*** Records for this exercise ***
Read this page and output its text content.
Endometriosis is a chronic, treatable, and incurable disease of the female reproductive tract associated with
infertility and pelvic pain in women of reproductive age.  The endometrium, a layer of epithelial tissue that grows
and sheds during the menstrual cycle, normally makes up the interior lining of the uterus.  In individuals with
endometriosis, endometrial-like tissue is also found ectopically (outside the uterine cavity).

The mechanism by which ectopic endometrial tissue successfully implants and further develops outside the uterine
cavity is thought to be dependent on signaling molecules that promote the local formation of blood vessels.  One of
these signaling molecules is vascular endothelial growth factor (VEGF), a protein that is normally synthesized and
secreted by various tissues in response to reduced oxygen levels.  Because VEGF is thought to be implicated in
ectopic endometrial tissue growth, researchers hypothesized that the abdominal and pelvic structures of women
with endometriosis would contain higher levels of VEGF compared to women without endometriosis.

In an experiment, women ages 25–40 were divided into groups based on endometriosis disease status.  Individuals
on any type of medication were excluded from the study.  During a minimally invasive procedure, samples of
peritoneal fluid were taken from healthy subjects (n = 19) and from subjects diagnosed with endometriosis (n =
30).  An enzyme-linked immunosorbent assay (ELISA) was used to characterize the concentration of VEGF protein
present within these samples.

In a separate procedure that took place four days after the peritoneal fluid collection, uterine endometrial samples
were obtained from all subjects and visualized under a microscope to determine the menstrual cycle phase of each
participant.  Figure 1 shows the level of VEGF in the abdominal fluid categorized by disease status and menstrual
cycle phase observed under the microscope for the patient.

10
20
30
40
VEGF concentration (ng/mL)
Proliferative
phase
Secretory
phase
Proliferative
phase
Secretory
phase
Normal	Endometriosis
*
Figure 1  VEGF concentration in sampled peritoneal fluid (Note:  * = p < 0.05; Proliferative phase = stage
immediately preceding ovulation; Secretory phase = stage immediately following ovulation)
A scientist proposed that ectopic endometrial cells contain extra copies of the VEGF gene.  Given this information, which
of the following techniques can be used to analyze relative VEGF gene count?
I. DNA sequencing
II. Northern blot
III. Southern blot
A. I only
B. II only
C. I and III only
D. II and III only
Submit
*** End of Records for this exercise ***
Search the data above for lines holding "levels" and copy each of them.

Exercise response –
secreted by various tissues in response to reduced oxygen levels.  Because VEGF is thought to be implicated in
with endometriosis would contain higher levels of VEGF compared to women without endometriosis.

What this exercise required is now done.